Stated task: Repeat every entry in the listing below, exactly.

Data entries:
____
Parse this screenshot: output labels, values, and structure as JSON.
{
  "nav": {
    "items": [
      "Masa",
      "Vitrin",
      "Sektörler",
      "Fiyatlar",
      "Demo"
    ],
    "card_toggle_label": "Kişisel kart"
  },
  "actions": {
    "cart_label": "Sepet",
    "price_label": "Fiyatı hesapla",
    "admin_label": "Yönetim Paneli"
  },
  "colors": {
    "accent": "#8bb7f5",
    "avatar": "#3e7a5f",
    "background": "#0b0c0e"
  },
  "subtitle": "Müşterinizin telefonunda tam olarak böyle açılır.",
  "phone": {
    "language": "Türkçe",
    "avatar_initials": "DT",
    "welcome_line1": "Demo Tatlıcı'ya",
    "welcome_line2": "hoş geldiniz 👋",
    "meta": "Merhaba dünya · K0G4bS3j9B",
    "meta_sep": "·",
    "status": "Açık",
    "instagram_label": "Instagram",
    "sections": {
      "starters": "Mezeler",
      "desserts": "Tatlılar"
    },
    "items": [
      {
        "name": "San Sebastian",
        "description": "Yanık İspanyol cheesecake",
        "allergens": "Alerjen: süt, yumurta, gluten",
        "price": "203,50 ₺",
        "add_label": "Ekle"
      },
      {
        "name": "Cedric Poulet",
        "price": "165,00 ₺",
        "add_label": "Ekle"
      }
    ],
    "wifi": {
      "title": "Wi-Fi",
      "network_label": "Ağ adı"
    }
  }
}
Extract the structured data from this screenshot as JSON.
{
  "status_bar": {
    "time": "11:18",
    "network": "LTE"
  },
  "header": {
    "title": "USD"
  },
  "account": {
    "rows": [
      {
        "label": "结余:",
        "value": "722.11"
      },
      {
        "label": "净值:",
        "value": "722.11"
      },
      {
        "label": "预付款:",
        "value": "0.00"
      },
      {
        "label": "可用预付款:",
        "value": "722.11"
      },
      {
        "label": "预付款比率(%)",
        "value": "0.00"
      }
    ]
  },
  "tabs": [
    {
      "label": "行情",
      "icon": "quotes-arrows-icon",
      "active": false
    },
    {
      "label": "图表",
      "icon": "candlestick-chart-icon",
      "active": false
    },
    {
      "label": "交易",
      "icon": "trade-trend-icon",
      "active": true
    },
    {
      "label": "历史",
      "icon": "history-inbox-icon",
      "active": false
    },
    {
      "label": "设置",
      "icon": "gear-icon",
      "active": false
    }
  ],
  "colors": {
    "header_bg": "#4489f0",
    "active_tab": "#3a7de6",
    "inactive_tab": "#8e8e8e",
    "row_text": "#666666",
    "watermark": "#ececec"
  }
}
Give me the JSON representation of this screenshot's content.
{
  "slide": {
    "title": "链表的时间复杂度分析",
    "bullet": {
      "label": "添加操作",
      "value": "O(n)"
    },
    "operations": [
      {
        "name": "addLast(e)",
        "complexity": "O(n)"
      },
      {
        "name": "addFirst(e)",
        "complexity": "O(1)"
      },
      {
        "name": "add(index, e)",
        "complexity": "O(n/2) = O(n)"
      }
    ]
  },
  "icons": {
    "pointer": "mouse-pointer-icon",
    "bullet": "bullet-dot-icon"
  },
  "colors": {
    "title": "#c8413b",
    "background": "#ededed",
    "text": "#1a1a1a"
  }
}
____
Written response:
Parse this screenshot: output labels, values, and structure as JSON.
{
  "nav": {
    "items": [
      "Masa",
      "Vitrin",
      "Sektörler",
      "Fiyatlar",
      "Demo"
    ],
    "card_toggle_label": "Kişisel kart"
  },
  "actions": {
    "cart_label": "Sepet",
    "price_label": "Fiyatı hesapla",
    "admin_label": "Yönetim Paneli"
  },
  "colors": {
    "accent": "#8bb7f5",
    "avatar": "#3e7a5f",
    "background": "#0b0c0e"
  },
  "subtitle": "Müşterinizin telefonunda tam olarak böyle açılır.",
  "phone": {
    "language": "Türkçe",
    "avatar_initials": "DT",
    "welcome_line1": "Demo Tatlıcı'ya",
    "welcome_line2": "hoş geldiniz 👋",
    "meta": "Merhaba dünya · K0G4bS3j9B",
    "meta_sep": "·",
    "status": "Açık",
    "instagram_label": "Instagram",
    "sections": {
      "starters": "Mezeler",
      "desserts": "Tatlılar"
    },
    "items": [
      {
        "name": "San Sebastian",
        "description": "Yanık İspanyol cheesecake",
        "allergens": "Alerjen: süt, yumurta, gluten",
        "price": "203,50 ₺",
        "add_label": "Ekle"
      },
      {
        "name": "Cedric Poulet",
        "price": "165,00 ₺",
        "add_label": "Ekle"
      }
    ],
    "wifi": {
      "title": "Wi-Fi",
      "network_label": "Ağ adı"
    }
  }
}
Extract the structured data from this screenshot as JSON.
{
  "status_bar": {
    "time": "11:18",
    "network": "LTE"
  },
  "header": {
    "title": "USD"
  },
  "account": {
    "rows": [
      {
        "label": "结余:",
        "value": "722.11"
      },
      {
        "label": "净值:",
        "value": "722.11"
      },
      {
        "label": "预付款:",
        "value": "0.00"
      },
      {
        "label": "可用预付款:",
        "value": "722.11"
      },
      {
        "label": "预付款比率(%)",
        "value": "0.00"
      }
    ]
  },
  "tabs": [
    {
      "label": "行情",
      "icon": "quotes-arrows-icon",
      "active": false
    },
    {
      "label": "图表",
      "icon": "candlestick-chart-icon",
      "active": false
    },
    {
      "label": "交易",
      "icon": "trade-trend-icon",
      "active": true
    },
    {
      "label": "历史",
      "icon": "history-inbox-icon",
      "active": false
    },
    {
      "label": "设置",
      "icon": "gear-icon",
      "active": false
    }
  ],
  "colors": {
    "header_bg": "#4489f0",
    "active_tab": "#3a7de6",
    "inactive_tab": "#8e8e8e",
    "row_text": "#666666",
    "watermark": "#ececec"
  }
}
Give me the JSON representation of this screenshot's content.
{
  "slide": {
    "title": "链表的时间复杂度分析",
    "bullet": {
      "label": "添加操作",
      "value": "O(n)"
    },
    "operations": [
      {
        "name": "addLast(e)",
        "complexity": "O(n)"
      },
      {
        "name": "addFirst(e)",
        "complexity": "O(1)"
      },
      {
        "name": "add(index, e)",
        "complexity": "O(n/2) = O(n)"
      }
    ]
  },
  "icons": {
    "pointer": "mouse-pointer-icon",
    "bullet": "bullet-dot-icon"
  },
  "colors": {
    "title": "#c8413b",
    "background": "#ededed",
    "text": "#1a1a1a"
  }
}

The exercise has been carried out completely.